● **The problem**
Filter this data down to the lines that hold "ringetone", and copy them.

Dataset rows:
====

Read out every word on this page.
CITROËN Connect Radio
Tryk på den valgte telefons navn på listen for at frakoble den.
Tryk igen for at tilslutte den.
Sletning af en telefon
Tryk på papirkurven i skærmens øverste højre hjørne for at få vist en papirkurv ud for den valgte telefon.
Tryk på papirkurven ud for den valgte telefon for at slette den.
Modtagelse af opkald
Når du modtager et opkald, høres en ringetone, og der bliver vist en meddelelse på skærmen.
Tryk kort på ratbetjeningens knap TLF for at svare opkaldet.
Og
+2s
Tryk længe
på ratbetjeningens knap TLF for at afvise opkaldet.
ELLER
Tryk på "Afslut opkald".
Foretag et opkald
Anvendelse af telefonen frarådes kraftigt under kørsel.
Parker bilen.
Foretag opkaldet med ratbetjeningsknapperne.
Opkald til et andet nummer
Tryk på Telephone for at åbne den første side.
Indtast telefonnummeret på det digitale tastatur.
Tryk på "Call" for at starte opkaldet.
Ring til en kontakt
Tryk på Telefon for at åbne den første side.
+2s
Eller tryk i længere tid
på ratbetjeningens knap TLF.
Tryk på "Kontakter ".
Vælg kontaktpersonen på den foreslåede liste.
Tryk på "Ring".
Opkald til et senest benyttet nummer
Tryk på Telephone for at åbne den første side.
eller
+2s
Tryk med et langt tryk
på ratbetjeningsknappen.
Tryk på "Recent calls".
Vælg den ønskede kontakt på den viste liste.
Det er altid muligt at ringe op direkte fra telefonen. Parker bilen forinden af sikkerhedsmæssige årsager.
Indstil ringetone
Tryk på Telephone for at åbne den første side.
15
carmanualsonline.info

====

● **Complete answer**
Når du modtager et opkald, høres en ringetone, og der bliver vist en meddelelse på skærmen.
Indstil ringetone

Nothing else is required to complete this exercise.